[Prompt]:
Go through the listing and write out all of it exactly.

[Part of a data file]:
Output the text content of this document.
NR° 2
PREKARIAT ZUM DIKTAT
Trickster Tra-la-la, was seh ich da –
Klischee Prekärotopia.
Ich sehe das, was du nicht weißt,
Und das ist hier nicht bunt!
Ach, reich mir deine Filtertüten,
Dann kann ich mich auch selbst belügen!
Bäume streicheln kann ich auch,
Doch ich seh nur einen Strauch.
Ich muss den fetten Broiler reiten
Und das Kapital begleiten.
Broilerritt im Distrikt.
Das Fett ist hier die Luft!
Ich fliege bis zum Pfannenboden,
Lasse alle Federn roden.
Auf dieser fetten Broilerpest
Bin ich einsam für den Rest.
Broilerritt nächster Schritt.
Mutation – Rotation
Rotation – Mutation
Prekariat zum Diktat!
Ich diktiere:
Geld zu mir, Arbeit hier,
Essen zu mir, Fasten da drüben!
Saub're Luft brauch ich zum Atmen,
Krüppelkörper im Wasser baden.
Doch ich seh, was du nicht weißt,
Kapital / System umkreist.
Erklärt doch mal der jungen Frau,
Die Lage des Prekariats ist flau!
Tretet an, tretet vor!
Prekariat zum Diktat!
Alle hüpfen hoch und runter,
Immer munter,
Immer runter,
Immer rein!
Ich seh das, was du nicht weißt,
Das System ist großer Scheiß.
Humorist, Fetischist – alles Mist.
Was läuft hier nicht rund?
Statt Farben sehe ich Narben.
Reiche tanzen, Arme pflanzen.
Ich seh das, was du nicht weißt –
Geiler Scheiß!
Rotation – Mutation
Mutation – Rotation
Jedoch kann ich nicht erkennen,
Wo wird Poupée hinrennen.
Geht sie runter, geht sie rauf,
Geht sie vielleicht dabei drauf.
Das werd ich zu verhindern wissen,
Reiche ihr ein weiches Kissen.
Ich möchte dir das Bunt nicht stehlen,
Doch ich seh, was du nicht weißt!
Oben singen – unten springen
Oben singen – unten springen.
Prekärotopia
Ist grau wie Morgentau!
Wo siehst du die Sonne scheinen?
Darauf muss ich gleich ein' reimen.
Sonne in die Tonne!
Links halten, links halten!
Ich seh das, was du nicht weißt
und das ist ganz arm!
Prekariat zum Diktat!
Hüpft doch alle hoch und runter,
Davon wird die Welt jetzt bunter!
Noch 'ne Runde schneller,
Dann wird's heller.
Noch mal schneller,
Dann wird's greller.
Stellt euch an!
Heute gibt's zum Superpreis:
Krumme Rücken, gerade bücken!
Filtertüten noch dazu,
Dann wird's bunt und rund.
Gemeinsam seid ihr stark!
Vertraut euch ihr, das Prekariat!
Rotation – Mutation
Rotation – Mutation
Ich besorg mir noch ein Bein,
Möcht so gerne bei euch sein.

[Answer to this problem]:
Output the text content of this document.
NR° 2
PREKARIAT ZUM DIKTAT
Trickster Tra-la-la, was seh ich da –
Klischee Prekärotopia.
Ich sehe das, was du nicht weißt,
Und das ist hier nicht bunt!
Ach, reich mir deine Filtertüten,
Dann kann ich mich auch selbst belügen!
Bäume streicheln kann ich auch,
Doch ich seh nur einen Strauch.
Ich muss den fetten Broiler reiten
Und das Kapital begleiten.
Broilerritt im Distrikt.
Das Fett ist hier die Luft!
Ich fliege bis zum Pfannenboden,
Lasse alle Federn roden.
Auf dieser fetten Broilerpest
Bin ich einsam für den Rest.
Broilerritt nächster Schritt.
Mutation – Rotation
Rotation – Mutation
Prekariat zum Diktat!
Ich diktiere:
Geld zu mir, Arbeit hier,
Essen zu mir, Fasten da drüben!
Saub're Luft brauch ich zum Atmen,
Krüppelkörper im Wasser baden.
Doch ich seh, was du nicht weißt,
Kapital / System umkreist.
Erklärt doch mal der jungen Frau,
Die Lage des Prekariats ist flau!
Tretet an, tretet vor!
Prekariat zum Diktat!
Alle hüpfen hoch und runter,
Immer munter,
Immer runter,
Immer rein!
Ich seh das, was du nicht weißt,
Das System ist großer Scheiß.
Humorist, Fetischist – alles Mist.
Was läuft hier nicht rund?
Statt Farben sehe ich Narben.
Reiche tanzen, Arme pflanzen.
Ich seh das, was du nicht weißt –
Geiler Scheiß!
Rotation – Mutation
Mutation – Rotation
Jedoch kann ich nicht erkennen,
Wo wird Poupée hinrennen.
Geht sie runter, geht sie rauf,
Geht sie vielleicht dabei drauf.
Das werd ich zu verhindern wissen,
Reiche ihr ein weiches Kissen.
Ich möchte dir das Bunt nicht stehlen,
Doch ich seh, was du nicht weißt!
Oben singen – unten springen
Oben singen – unten springen.
Prekärotopia
Ist grau wie Morgentau!
Wo siehst du die Sonne scheinen?
Darauf muss ich gleich ein' reimen.
Sonne in die Tonne!
Links halten, links halten!
Ich seh das, was du nicht weißt
und das ist ganz arm!
Prekariat zum Diktat!
Hüpft doch alle hoch und runter,
Davon wird die Welt jetzt bunter!
Noch 'ne Runde schneller,
Dann wird's heller.
Noch mal schneller,
Dann wird's greller.
Stellt euch an!
Heute gibt's zum Superpreis:
Krumme Rücken, gerade bücken!
Filtertüten noch dazu,
Dann wird's bunt und rund.
Gemeinsam seid ihr stark!
Vertraut euch ihr, das Prekariat!
Rotation – Mutation
Rotation – Mutation
Ich besorg mir noch ein Bein,
Möcht so gerne bei euch sein.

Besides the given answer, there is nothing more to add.